:: Data supplied

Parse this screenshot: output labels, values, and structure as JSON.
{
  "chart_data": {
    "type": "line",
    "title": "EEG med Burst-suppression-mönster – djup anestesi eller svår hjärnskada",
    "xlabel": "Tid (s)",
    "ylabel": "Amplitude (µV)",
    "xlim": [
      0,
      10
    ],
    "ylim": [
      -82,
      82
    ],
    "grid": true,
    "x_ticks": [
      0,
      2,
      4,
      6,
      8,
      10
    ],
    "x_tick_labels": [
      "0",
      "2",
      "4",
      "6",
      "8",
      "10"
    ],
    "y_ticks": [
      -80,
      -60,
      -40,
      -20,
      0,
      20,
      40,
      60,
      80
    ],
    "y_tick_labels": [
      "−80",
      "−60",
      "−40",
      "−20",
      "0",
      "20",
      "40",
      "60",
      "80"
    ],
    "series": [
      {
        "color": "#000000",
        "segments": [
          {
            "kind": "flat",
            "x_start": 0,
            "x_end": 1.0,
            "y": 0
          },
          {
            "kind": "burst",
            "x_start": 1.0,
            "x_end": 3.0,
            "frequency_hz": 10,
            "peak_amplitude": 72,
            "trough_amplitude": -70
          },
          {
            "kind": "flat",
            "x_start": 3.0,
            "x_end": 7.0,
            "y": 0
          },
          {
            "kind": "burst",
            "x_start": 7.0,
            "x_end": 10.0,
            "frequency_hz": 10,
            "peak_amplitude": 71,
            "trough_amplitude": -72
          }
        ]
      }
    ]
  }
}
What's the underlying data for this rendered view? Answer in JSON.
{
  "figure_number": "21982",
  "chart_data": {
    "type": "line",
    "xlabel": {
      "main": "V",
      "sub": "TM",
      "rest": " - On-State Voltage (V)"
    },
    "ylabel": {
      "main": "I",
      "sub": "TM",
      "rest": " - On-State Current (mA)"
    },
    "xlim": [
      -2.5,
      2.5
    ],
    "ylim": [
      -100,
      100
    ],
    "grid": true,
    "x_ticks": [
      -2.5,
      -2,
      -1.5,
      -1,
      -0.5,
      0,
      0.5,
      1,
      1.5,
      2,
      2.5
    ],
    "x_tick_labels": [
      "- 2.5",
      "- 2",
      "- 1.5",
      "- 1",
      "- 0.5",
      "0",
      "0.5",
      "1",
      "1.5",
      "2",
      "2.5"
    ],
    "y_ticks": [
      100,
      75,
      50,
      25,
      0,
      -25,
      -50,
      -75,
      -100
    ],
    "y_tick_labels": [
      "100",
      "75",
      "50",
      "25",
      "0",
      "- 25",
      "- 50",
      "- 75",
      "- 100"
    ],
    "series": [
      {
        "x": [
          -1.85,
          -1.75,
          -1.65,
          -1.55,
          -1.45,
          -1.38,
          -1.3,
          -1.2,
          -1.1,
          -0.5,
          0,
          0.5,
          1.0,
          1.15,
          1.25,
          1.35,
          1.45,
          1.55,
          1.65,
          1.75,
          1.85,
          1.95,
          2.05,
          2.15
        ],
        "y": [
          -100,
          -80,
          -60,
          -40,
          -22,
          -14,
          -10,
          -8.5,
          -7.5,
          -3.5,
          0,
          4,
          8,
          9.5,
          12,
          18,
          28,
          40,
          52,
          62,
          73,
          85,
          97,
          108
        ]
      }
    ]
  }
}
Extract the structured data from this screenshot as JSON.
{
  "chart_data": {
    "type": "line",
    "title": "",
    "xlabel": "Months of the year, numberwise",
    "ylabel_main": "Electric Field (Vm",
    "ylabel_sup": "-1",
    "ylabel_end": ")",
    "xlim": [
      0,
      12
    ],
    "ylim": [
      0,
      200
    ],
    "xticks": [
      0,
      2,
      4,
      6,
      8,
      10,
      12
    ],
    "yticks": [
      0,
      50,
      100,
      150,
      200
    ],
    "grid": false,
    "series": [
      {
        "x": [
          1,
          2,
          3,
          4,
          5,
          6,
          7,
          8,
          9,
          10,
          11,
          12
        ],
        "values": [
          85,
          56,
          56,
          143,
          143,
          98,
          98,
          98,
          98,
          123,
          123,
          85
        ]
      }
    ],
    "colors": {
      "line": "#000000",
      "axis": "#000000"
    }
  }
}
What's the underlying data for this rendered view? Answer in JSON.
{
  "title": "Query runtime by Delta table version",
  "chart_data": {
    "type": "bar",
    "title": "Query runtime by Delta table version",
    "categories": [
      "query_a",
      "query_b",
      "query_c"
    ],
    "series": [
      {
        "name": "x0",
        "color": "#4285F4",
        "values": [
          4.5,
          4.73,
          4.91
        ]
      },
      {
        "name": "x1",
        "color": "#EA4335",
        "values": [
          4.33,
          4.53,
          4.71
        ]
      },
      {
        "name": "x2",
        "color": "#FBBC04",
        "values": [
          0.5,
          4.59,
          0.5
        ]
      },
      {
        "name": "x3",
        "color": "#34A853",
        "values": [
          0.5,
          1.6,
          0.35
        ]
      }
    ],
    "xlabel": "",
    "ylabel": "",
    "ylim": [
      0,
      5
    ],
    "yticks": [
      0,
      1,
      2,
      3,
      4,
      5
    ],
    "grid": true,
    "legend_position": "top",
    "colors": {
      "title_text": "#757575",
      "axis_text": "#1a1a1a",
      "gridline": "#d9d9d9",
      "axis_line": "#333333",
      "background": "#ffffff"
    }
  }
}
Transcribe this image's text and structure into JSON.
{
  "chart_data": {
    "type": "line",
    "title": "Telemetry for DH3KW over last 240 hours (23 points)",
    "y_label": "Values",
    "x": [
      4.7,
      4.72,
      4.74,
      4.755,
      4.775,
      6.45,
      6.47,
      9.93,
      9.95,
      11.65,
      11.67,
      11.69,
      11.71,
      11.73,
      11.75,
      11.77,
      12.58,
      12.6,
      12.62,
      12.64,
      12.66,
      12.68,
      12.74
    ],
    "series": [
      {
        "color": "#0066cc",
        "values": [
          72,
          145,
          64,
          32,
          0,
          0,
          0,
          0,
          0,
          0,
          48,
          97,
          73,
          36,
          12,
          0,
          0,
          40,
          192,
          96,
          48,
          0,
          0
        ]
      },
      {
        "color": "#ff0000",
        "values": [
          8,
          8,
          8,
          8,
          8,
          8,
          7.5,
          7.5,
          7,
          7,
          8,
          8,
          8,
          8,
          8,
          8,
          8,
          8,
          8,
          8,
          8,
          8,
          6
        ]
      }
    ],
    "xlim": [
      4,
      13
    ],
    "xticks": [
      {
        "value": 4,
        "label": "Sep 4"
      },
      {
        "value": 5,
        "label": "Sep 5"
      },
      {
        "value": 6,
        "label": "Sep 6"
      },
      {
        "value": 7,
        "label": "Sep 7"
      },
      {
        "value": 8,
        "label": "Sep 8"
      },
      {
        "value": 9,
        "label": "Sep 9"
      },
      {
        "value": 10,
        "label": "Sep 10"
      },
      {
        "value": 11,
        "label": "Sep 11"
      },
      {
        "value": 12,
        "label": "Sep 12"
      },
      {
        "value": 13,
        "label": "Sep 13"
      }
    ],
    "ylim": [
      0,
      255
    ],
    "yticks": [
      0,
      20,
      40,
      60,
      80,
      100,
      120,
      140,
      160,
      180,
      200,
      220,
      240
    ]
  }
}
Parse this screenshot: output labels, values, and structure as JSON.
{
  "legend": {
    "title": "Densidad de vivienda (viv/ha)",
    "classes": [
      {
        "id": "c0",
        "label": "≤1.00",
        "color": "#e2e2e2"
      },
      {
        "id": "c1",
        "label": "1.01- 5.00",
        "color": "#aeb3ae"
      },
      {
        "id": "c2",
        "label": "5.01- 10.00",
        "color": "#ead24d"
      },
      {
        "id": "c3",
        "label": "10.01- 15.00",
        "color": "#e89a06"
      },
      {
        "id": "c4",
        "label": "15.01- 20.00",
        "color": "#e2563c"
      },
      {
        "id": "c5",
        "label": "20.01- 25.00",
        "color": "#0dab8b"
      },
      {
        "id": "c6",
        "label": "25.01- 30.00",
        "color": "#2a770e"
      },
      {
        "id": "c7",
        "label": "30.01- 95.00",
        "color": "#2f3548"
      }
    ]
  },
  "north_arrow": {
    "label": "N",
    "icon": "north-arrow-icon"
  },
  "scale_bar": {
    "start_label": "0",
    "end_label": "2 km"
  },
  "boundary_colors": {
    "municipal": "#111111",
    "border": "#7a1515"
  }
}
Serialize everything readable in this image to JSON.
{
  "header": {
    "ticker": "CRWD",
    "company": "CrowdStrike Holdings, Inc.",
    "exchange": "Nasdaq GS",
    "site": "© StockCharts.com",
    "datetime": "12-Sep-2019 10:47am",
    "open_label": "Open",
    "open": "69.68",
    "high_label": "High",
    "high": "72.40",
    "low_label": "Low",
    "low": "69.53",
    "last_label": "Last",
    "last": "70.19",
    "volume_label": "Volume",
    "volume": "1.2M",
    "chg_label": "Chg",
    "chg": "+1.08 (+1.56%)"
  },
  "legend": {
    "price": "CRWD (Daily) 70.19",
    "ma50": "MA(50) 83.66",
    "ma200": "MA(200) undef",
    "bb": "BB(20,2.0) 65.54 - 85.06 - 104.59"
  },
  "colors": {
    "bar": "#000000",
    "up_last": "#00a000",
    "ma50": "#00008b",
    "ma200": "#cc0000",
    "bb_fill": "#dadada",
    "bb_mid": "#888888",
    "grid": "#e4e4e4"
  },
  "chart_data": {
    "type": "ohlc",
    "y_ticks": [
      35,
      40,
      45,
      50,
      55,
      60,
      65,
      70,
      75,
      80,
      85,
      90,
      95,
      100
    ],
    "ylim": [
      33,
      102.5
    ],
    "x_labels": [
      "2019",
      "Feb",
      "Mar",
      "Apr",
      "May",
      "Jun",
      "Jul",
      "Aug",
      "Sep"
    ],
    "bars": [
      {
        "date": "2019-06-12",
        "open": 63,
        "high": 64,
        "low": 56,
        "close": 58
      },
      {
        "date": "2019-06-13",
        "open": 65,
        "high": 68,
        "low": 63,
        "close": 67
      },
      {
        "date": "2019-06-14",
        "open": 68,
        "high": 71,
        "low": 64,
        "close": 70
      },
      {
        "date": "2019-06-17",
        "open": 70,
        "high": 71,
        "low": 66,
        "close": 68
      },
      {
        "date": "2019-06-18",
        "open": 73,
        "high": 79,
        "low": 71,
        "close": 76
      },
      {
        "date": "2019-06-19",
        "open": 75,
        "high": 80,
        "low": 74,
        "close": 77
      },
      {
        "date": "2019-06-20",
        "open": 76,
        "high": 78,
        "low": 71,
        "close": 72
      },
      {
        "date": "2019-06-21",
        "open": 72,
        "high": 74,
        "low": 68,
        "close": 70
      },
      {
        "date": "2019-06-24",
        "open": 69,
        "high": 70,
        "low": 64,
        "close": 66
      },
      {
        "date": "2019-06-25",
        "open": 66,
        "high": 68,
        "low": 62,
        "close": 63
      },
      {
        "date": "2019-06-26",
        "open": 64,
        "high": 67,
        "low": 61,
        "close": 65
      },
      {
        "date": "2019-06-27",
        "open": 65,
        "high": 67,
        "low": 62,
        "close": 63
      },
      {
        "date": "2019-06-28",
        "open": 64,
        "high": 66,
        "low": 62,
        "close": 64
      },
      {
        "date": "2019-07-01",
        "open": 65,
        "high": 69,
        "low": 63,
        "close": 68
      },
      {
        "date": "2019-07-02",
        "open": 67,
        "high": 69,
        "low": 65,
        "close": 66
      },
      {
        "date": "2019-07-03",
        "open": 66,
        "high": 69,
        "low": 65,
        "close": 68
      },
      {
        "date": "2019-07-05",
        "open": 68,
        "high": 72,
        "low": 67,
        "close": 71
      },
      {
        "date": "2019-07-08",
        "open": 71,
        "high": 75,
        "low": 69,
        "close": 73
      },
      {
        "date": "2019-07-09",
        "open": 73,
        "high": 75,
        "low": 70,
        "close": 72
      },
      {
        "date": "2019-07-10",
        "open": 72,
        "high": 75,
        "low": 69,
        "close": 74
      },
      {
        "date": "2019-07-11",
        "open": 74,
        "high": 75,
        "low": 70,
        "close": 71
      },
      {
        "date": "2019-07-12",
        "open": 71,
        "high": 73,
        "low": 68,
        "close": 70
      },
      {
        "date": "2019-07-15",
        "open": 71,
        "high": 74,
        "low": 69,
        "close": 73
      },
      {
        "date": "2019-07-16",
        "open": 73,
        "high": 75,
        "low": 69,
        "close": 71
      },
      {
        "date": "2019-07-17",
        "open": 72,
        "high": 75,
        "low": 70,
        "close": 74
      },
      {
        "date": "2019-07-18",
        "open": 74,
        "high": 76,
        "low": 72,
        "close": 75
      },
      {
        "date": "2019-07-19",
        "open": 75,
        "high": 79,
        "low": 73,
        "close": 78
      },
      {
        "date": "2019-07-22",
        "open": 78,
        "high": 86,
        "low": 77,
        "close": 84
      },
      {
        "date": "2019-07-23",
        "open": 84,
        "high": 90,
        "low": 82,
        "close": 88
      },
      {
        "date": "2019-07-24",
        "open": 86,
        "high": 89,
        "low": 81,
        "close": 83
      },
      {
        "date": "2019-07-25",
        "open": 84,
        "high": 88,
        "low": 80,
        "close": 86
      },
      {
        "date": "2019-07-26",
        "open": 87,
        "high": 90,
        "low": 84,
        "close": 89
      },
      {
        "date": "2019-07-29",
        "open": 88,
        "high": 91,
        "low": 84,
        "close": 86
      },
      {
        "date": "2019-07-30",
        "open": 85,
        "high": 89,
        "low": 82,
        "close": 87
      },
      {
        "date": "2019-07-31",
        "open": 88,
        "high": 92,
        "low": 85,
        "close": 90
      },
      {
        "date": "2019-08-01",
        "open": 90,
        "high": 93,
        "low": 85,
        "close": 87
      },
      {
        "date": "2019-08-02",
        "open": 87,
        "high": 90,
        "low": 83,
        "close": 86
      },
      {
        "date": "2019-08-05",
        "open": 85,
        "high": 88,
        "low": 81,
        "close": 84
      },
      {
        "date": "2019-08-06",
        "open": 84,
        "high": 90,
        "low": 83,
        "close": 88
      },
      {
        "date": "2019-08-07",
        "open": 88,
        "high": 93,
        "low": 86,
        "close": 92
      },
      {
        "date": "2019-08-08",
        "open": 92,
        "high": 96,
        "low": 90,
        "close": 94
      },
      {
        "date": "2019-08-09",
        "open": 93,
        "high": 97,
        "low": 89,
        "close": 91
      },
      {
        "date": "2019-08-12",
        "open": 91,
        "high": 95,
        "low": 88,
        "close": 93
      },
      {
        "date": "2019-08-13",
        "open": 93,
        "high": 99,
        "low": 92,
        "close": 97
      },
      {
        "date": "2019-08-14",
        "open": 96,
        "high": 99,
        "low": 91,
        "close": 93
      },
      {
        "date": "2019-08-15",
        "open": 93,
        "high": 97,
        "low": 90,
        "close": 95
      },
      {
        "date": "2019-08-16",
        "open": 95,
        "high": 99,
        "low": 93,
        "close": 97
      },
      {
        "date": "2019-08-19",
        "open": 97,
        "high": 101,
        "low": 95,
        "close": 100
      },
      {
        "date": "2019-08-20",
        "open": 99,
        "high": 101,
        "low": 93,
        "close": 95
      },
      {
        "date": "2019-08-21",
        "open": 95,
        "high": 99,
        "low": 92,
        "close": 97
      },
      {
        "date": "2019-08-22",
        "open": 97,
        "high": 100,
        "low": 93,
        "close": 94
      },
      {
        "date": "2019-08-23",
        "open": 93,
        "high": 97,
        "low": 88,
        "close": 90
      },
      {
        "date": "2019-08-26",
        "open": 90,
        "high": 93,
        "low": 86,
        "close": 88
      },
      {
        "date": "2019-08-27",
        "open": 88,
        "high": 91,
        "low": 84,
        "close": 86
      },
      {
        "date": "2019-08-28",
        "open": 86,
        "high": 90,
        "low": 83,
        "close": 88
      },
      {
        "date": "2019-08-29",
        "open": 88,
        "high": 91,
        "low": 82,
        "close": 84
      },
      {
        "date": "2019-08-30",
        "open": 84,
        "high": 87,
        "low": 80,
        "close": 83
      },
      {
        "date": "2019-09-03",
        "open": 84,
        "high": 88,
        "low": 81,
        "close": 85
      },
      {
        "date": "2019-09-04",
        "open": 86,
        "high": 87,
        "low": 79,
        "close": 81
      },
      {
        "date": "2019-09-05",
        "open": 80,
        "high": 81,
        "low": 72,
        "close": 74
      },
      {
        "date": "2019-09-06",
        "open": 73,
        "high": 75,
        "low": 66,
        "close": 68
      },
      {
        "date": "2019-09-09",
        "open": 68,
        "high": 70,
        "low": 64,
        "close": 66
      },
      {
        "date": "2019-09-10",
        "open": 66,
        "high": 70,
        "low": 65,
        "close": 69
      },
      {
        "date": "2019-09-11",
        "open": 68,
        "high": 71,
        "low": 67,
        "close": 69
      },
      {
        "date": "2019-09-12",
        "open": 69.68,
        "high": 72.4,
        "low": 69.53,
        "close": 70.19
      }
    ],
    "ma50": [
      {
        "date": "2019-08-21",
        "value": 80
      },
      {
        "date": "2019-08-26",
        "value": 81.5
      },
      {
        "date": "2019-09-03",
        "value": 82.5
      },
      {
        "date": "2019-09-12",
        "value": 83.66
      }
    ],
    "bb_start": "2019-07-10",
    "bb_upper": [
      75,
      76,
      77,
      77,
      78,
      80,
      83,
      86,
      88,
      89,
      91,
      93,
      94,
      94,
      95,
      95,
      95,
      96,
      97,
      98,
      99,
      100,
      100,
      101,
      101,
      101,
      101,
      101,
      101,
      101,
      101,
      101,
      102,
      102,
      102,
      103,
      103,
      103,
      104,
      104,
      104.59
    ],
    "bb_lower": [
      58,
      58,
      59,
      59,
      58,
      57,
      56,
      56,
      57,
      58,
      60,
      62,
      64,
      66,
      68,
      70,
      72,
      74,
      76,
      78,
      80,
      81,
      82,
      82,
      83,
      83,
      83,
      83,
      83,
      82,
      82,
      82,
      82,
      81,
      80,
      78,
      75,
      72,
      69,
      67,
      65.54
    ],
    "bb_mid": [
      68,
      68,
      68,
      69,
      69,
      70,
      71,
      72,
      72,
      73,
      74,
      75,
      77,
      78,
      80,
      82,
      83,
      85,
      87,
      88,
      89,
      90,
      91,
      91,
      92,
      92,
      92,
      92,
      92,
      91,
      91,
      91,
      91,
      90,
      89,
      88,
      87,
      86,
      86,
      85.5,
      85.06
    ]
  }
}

::::

▶ **Work to do**
Say how many lines in the entries contain the string "JSON", and leave out everything else.

▶ **The result**
7